Show all lines that include the string "Heatley"; copy each one.

[Start of Information shown]

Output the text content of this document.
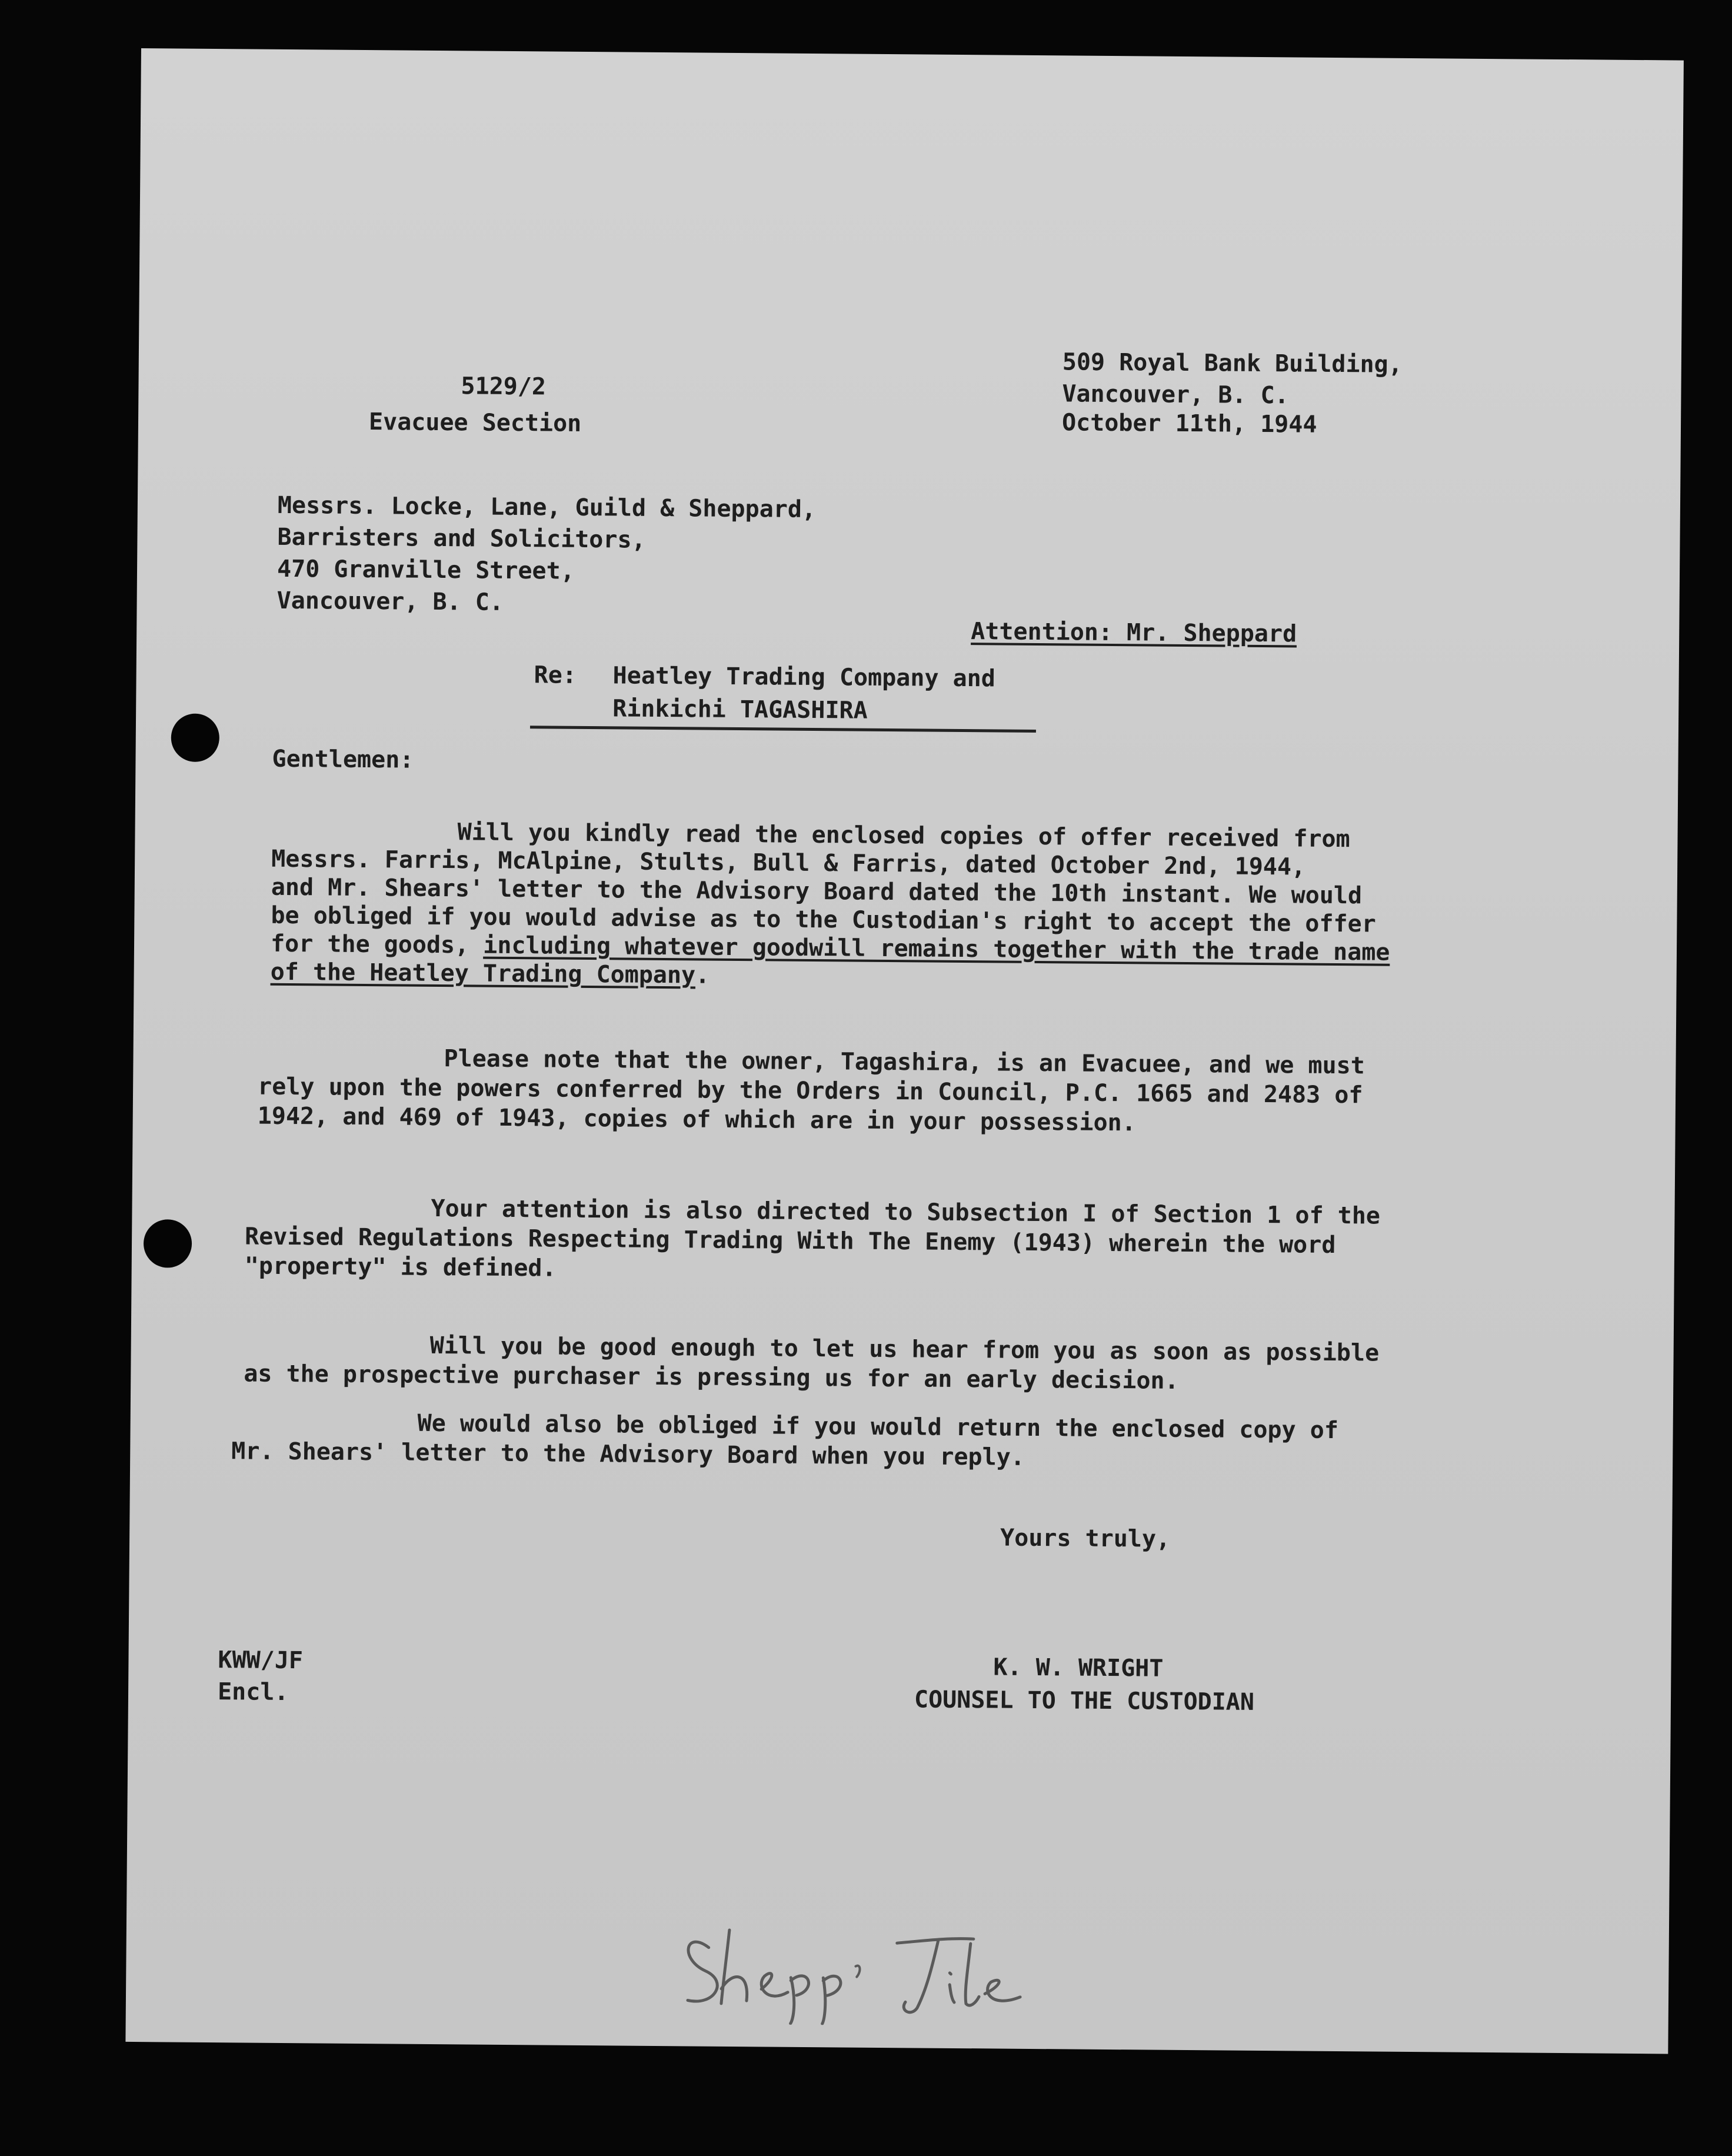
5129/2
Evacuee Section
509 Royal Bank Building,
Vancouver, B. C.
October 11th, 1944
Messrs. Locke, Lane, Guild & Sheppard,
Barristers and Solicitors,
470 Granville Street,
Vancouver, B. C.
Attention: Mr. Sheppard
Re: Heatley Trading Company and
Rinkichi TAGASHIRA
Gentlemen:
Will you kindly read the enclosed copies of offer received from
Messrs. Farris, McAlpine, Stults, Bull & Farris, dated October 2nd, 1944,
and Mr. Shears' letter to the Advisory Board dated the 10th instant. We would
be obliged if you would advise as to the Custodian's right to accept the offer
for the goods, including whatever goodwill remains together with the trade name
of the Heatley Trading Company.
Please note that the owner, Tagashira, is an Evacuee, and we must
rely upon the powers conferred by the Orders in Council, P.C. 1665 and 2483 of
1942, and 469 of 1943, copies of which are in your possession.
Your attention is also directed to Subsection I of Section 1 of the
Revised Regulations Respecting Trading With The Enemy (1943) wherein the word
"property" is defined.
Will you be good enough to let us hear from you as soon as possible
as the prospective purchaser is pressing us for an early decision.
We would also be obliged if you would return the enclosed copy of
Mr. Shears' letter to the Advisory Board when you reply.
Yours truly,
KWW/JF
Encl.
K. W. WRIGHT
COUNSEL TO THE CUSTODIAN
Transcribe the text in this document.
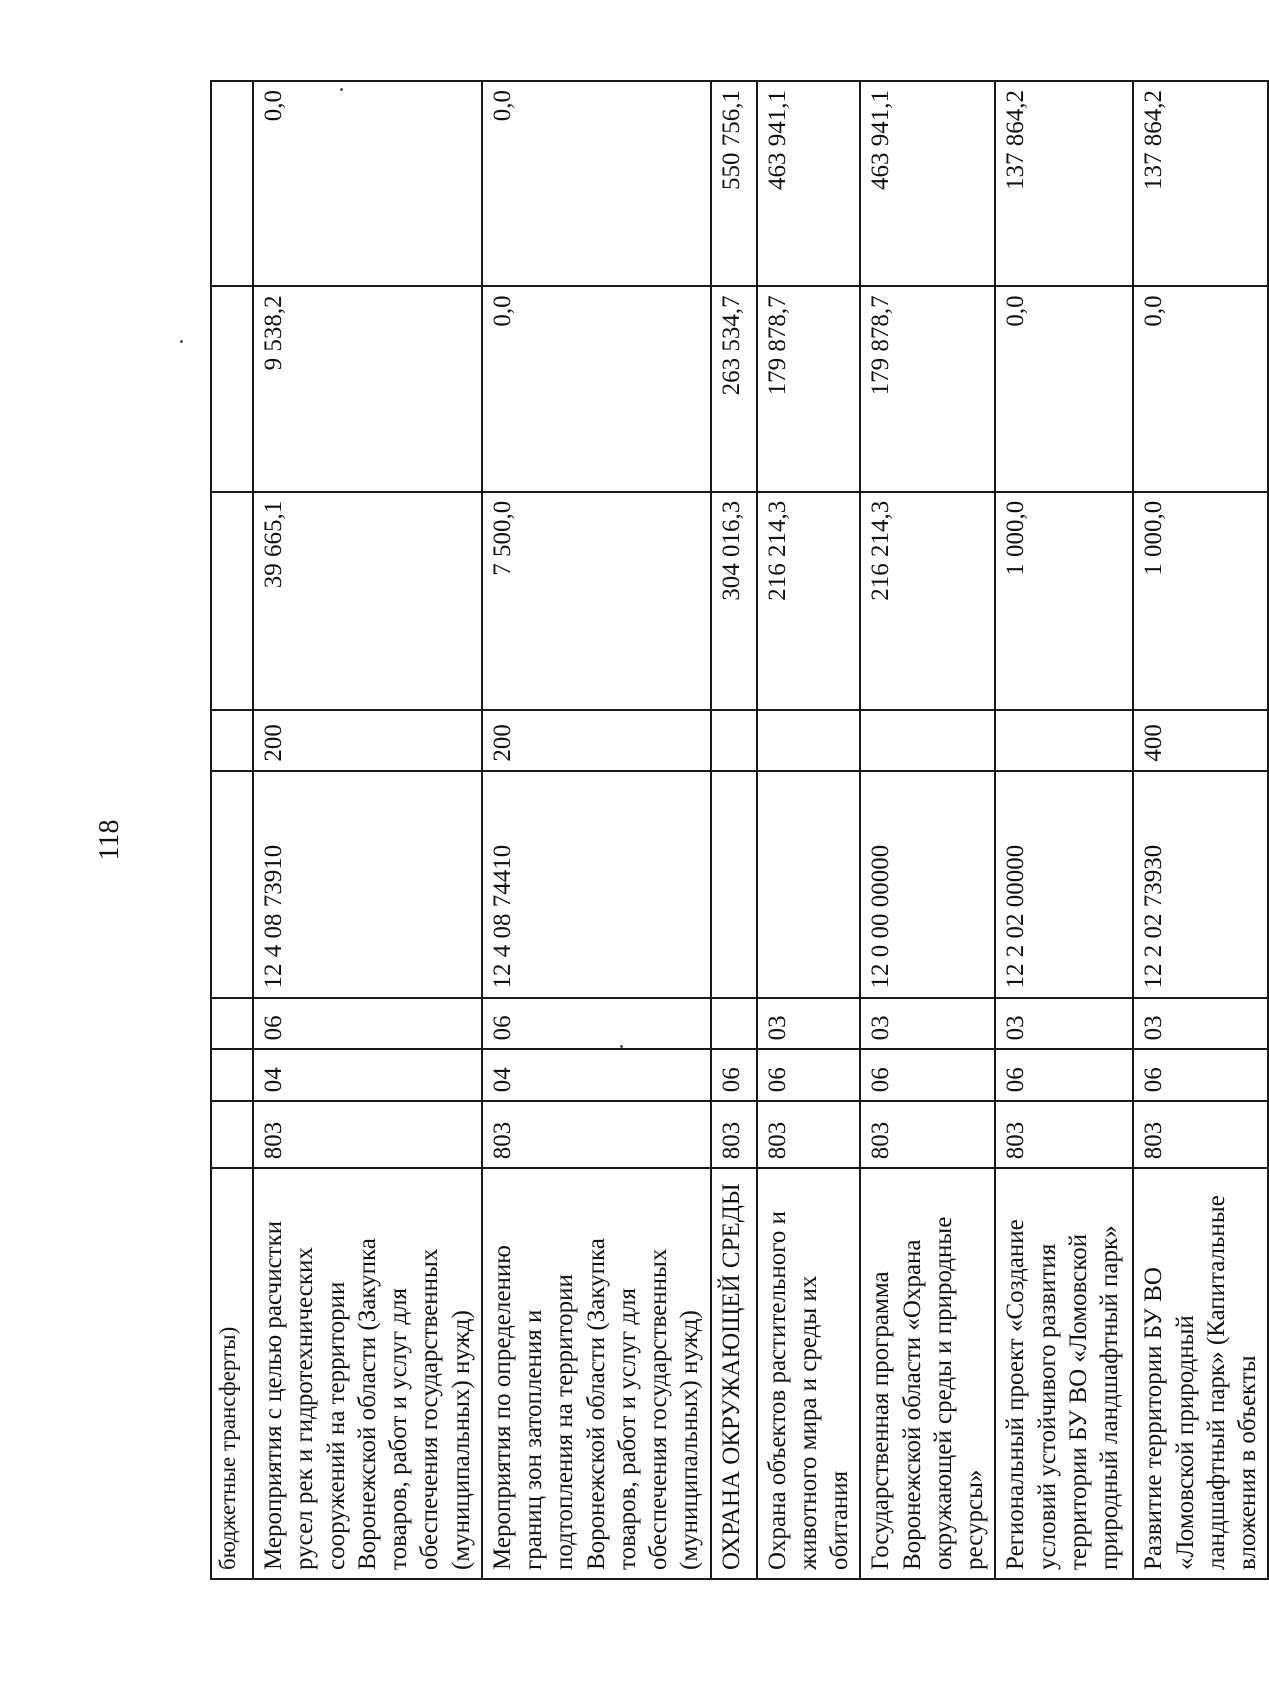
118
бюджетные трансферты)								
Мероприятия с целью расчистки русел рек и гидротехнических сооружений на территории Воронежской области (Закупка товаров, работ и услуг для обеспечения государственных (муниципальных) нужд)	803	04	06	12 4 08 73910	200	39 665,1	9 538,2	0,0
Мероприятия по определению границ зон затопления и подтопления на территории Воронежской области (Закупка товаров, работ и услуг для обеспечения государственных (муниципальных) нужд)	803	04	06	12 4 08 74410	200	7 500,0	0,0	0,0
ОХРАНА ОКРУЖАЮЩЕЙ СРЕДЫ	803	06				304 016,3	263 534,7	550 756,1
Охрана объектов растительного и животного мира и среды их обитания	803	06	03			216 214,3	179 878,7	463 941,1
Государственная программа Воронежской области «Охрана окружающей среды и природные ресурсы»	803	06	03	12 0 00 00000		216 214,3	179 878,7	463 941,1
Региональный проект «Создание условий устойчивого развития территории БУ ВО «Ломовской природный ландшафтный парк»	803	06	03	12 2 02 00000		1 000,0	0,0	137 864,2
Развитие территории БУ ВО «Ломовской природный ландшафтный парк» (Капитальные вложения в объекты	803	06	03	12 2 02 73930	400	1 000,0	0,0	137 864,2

[End of Information shown]

• **Response**:
Re: Heatley Trading Company and
of the Heatley Trading Company.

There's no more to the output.